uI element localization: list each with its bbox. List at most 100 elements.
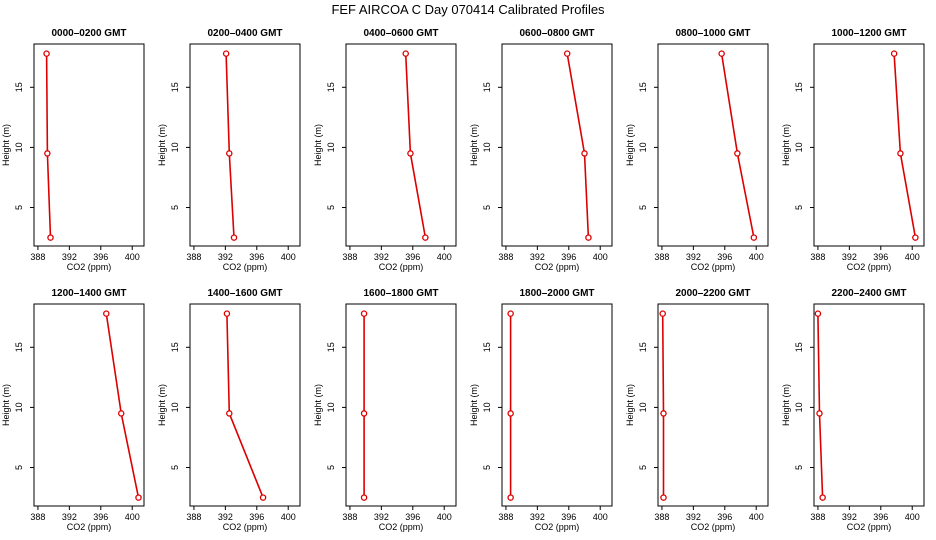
x-tick-label: 392 — [374, 512, 389, 522]
panel-title: 1800–2000 GMT — [519, 288, 594, 299]
x-tick-label: 400 — [281, 252, 296, 262]
data-point — [403, 51, 408, 56]
y-tick-label: 10 — [170, 402, 180, 412]
y-axis-label: Height (m) — [1, 124, 11, 166]
x-tick-label: 396 — [249, 512, 264, 522]
x-tick-label: 400 — [437, 252, 452, 262]
x-tick-label: 392 — [218, 252, 233, 262]
x-axis-label: CO2 (ppm) — [67, 522, 112, 532]
plot-frame — [34, 44, 144, 246]
y-tick-label: 10 — [326, 402, 336, 412]
panel-title: 0800–1000 GMT — [675, 28, 750, 39]
x-tick-label: 400 — [749, 512, 764, 522]
x-tick-label: 392 — [62, 252, 77, 262]
x-tick-label: 388 — [498, 512, 513, 522]
y-tick-label: 10 — [170, 142, 180, 152]
x-tick-label: 400 — [905, 512, 920, 522]
x-axis-label: CO2 (ppm) — [847, 262, 892, 272]
profile-panel: 1400–1600 GMT 388 392 396 400 CO2 (ppm) 5 10 15 H… — [157, 288, 300, 532]
y-tick-label: 10 — [14, 142, 24, 152]
x-axis-label: CO2 (ppm) — [379, 262, 424, 272]
profile-panel: 1000–1200 GMT 388 392 396 400 CO2 (ppm) 5 10 15 H… — [781, 28, 924, 272]
y-tick-label: 5 — [794, 205, 804, 210]
plot-frame — [346, 44, 456, 246]
profile-line — [894, 54, 915, 238]
y-axis-label: Height (m) — [781, 124, 791, 166]
data-point — [508, 411, 513, 416]
data-point — [361, 495, 366, 500]
y-axis-label: Height (m) — [781, 384, 791, 426]
data-point — [586, 235, 591, 240]
x-tick-label: 396 — [405, 252, 420, 262]
x-tick-label: 388 — [342, 512, 357, 522]
y-axis-label: Height (m) — [625, 384, 635, 426]
y-tick-label: 5 — [326, 205, 336, 210]
profile-panel: 1200–1400 GMT 388 392 396 400 CO2 (ppm) 5 10 15 H… — [1, 288, 144, 532]
y-tick-label: 15 — [14, 342, 24, 352]
y-tick-label: 10 — [794, 402, 804, 412]
data-point — [660, 311, 665, 316]
data-point — [45, 151, 50, 156]
x-axis-label: CO2 (ppm) — [535, 522, 580, 532]
data-point — [661, 495, 666, 500]
data-point — [408, 151, 413, 156]
y-tick-label: 10 — [482, 142, 492, 152]
y-tick-label: 10 — [482, 402, 492, 412]
y-tick-label: 5 — [482, 465, 492, 470]
data-point — [119, 411, 124, 416]
y-tick-label: 15 — [794, 82, 804, 92]
y-axis-label: Height (m) — [313, 124, 323, 166]
x-tick-label: 396 — [873, 512, 888, 522]
profile-line — [47, 54, 51, 238]
x-tick-label: 396 — [717, 252, 732, 262]
data-point — [735, 151, 740, 156]
y-tick-label: 10 — [326, 142, 336, 152]
y-tick-label: 10 — [638, 142, 648, 152]
plot-frame — [658, 44, 768, 246]
data-point — [565, 51, 570, 56]
data-point — [227, 411, 232, 416]
y-tick-label: 10 — [638, 402, 648, 412]
data-point — [104, 311, 109, 316]
profile-panel: 1800–2000 GMT 388 392 396 400 CO2 (ppm) 5 10 15 H… — [469, 288, 612, 532]
data-point — [508, 311, 513, 316]
data-point — [44, 51, 49, 56]
y-axis-label: Height (m) — [625, 124, 635, 166]
data-point — [719, 51, 724, 56]
y-axis-label: Height (m) — [157, 124, 167, 166]
y-tick-label: 15 — [326, 82, 336, 92]
y-tick-label: 15 — [170, 342, 180, 352]
panel-title: 0400–0600 GMT — [363, 28, 438, 39]
x-axis-label: CO2 (ppm) — [379, 522, 424, 532]
plot-frame — [190, 44, 300, 246]
y-tick-label: 15 — [794, 342, 804, 352]
plot-frame — [502, 304, 612, 506]
figure: FEF AIRCOA C Day 070414 Calibrated Profi… — [0, 0, 936, 540]
panels-group: 0000–0200 GMT 388 392 396 400 CO2 (ppm) 5 10 15 H… — [1, 28, 924, 532]
profile-panel: 2200–2400 GMT 388 392 396 400 CO2 (ppm) 5 10 15 H… — [781, 288, 924, 532]
y-tick-label: 5 — [794, 465, 804, 470]
profile-panel: 0000–0200 GMT 388 392 396 400 CO2 (ppm) 5 10 15 H… — [1, 28, 144, 272]
plot-frame — [34, 304, 144, 506]
x-tick-label: 388 — [498, 252, 513, 262]
x-tick-label: 388 — [654, 512, 669, 522]
plot-frame — [502, 44, 612, 246]
x-axis-label: CO2 (ppm) — [691, 522, 736, 532]
x-tick-label: 392 — [842, 252, 857, 262]
profile-panel: 2000–2200 GMT 388 392 396 400 CO2 (ppm) 5 10 15 H… — [625, 288, 768, 532]
x-axis-label: CO2 (ppm) — [847, 522, 892, 532]
y-tick-label: 10 — [14, 402, 24, 412]
data-point — [898, 151, 903, 156]
panel-title: 1200–1400 GMT — [51, 288, 126, 299]
data-point — [817, 411, 822, 416]
y-tick-label: 15 — [482, 342, 492, 352]
x-tick-label: 400 — [749, 252, 764, 262]
data-point — [231, 235, 236, 240]
data-point — [582, 151, 587, 156]
x-tick-label: 388 — [342, 252, 357, 262]
x-tick-label: 396 — [93, 512, 108, 522]
y-tick-label: 5 — [482, 205, 492, 210]
x-tick-label: 396 — [405, 512, 420, 522]
y-tick-label: 5 — [638, 205, 648, 210]
panel-title: 0600–0800 GMT — [519, 28, 594, 39]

• [Given instruction] Give all of the material above as a Markdown table with the columns Row and Line, one numbered row per line, skipping blank lines and leaving out the pictures.

• [Solution for this exercise]
| Row | Line |
|---|---|
| 1 | uI element localization: list each with its bbox. List at most 100 elements. |
| 2 | x-tick-label: 392 — [374, 512, 389, 522] |
| 3 | panel-title: 1800–2000 GMT — [519, 288, 594, 299] |
| 4 | x-tick-label: 400 — [281, 252, 296, 262] |
| 5 | data-point — [403, 51, 408, 56] |
| 6 | y-tick-label: 10 — [170, 402, 180, 412] |
| 7 | y-axis-label: Height (m) — [1, 124, 11, 166] |
| 8 | x-tick-label: 396 — [249, 512, 264, 522] |
| 9 | x-tick-label: 400 — [437, 252, 452, 262] |
| 10 | x-tick-label: 392 — [218, 252, 233, 262] |
| 11 | x-axis-label: CO2 (ppm) — [67, 522, 112, 532] |
| 12 | plot-frame — [34, 44, 144, 246] |
| 13 | y-tick-label: 10 — [326, 402, 336, 412] |
| 14 | panel-title: 0800–1000 GMT — [675, 28, 750, 39] |
| 15 | x-tick-label: 400 — [749, 512, 764, 522] |
| 16 | x-tick-label: 392 — [62, 252, 77, 262] |
| 17 | x-tick-label: 388 — [498, 512, 513, 522] |
| 18 | y-tick-label: 10 — [170, 142, 180, 152] |
| 19 | x-tick-label: 400 — [905, 512, 920, 522] |
| 20 | x-axis-label: CO2 (ppm) — [847, 262, 892, 272] |
| 21 | profile-panel: 1400–1600 GMT 388 392 396 400 CO2 (ppm) 5 10 15 H… — [157, 288, 300, 532] |
| 22 | y-tick-label: 10 — [14, 142, 24, 152] |
| 23 | x-axis-label: CO2 (ppm) — [379, 262, 424, 272] |
| 24 | profile-panel: 1000–1200 GMT 388 392 396 400 CO2 (ppm) 5 10 15 H… — [781, 28, 924, 272] |
| 25 | y-tick-label: 5 — [794, 205, 804, 210] |
| 26 | plot-frame — [346, 44, 456, 246] |
| 27 | profile-line — [894, 54, 915, 238] |
| 28 | y-axis-label: Height (m) — [781, 124, 791, 166] |
| 29 | data-point — [508, 411, 513, 416] |
| 30 | data-point — [361, 495, 366, 500] |
| 31 | y-axis-label: Height (m) — [781, 384, 791, 426] |
| 32 | data-point — [586, 235, 591, 240] |
| 33 | x-tick-label: 396 — [405, 252, 420, 262] |
| 34 | x-tick-label: 388 — [342, 512, 357, 522] |
| 35 | y-axis-label: Height (m) — [625, 384, 635, 426] |
| 36 | y-tick-label: 5 — [326, 205, 336, 210] |
| 37 | profile-panel: 1200–1400 GMT 388 392 396 400 CO2 (ppm) 5 10 15 H… — [1, 288, 144, 532] |
| 38 | y-tick-label: 15 — [14, 342, 24, 352] |
| 39 | y-tick-label: 10 — [794, 402, 804, 412] |
| 40 | data-point — [660, 311, 665, 316] |
| 41 | data-point — [45, 151, 50, 156] |
| 42 | x-axis-label: CO2 (ppm) — [535, 522, 580, 532] |
| 43 | data-point — [661, 495, 666, 500] |
| 44 | data-point — [408, 151, 413, 156] |
| 45 | y-tick-label: 10 — [482, 142, 492, 152] |
| 46 | y-tick-label: 10 — [482, 402, 492, 412] |
| 47 | y-tick-label: 5 — [482, 465, 492, 470] |
| 48 | data-point — [119, 411, 124, 416] |
| 49 | y-tick-label: 15 — [794, 82, 804, 92] |
| 50 | y-axis-label: Height (m) — [313, 124, 323, 166] |
| 51 | x-tick-label: 396 — [873, 512, 888, 522] |
| 52 | profile-line — [47, 54, 51, 238] |
| 53 | x-tick-label: 396 — [717, 252, 732, 262] |
| 54 | data-point — [735, 151, 740, 156] |
| 55 | y-tick-label: 10 — [326, 142, 336, 152] |
| 56 | y-tick-label: 10 — [638, 142, 648, 152] |
| 57 | plot-frame — [658, 44, 768, 246] |
| 58 | data-point — [565, 51, 570, 56] |
| 59 | data-point — [227, 411, 232, 416] |
| 60 | y-tick-label: 10 — [638, 402, 648, 412] |
| 61 | data-point — [104, 311, 109, 316] |
| 62 | profile-panel: 1800–2000 GMT 388 392 396 400 CO2 (ppm) 5 10 15 H… — [469, 288, 612, 532] |
| 63 | data-point — [508, 311, 513, 316] |
| 64 | data-point — [44, 51, 49, 56] |
| 65 | y-axis-label: Height (m) — [625, 124, 635, 166] |
| 66 | data-point — [719, 51, 724, 56] |
| 67 | y-axis-label: Height (m) — [157, 124, 167, 166] |
| 68 | y-tick-label: 15 — [326, 82, 336, 92] |
| 69 | y-tick-label: 15 — [170, 342, 180, 352] |
| 70 | panel-title: 0400–0600 GMT — [363, 28, 438, 39] |
| 71 | x-axis-label: CO2 (ppm) — [379, 522, 424, 532] |
| 72 | plot-frame — [190, 44, 300, 246] |
| 73 | y-tick-label: 15 — [794, 342, 804, 352] |
| 74 | plot-frame — [502, 304, 612, 506] |
| 75 | figure: FEF AIRCOA C Day 070414 Calibrated Profi… — [0, 0, 936, 540] |
| 76 | panels-group: 0000–0200 GMT 388 392 396 400 CO2 (ppm) 5 10 15 H… — [1, 28, 924, 532] |
| 77 | profile-panel: 2200–2400 GMT 388 392 396 400 CO2 (ppm) 5 10 15 H… — [781, 288, 924, 532] |
| 78 | y-tick-label: 5 — [794, 465, 804, 470] |
| 79 | profile-panel: 0000–0200 GMT 388 392 396 400 CO2 (ppm) 5 10 15 H… — [1, 28, 144, 272] |
| 80 | plot-frame — [34, 304, 144, 506] |
| 81 | x-tick-label: 388 — [498, 252, 513, 262] |
| 82 | x-tick-label: 388 — [654, 512, 669, 522] |
| 83 | plot-frame — [502, 44, 612, 246] |
| 84 | x-axis-label: CO2 (ppm) — [691, 522, 736, 532] |
| 85 | x-tick-label: 392 — [842, 252, 857, 262] |
| 86 | profile-panel: 2000–2200 GMT 388 392 396 400 CO2 (ppm) 5 10 15 H… — [625, 288, 768, 532] |
| 87 | x-axis-label: CO2 (ppm) — [847, 522, 892, 532] |
| 88 | y-tick-label: 10 — [14, 402, 24, 412] |
| 89 | data-point — [898, 151, 903, 156] |
| 90 | panel-title: 1200–1400 GMT — [51, 288, 126, 299] |
| 91 | data-point — [817, 411, 822, 416] |
| 92 | y-tick-label: 15 — [482, 342, 492, 352] |
| 93 | x-tick-label: 400 — [749, 252, 764, 262] |
| 94 | data-point — [231, 235, 236, 240] |
| 95 | data-point — [582, 151, 587, 156] |
| 96 | x-tick-label: 388 — [342, 252, 357, 262] |
| 97 | x-tick-label: 396 — [93, 512, 108, 522] |
| 98 | y-tick-label: 5 — [482, 205, 492, 210] |
| 99 | x-tick-label: 396 — [405, 512, 420, 522] |
| 100 | y-tick-label: 5 — [638, 205, 648, 210] |
| 101 | panel-title: 0600–0800 GMT — [519, 28, 594, 39] |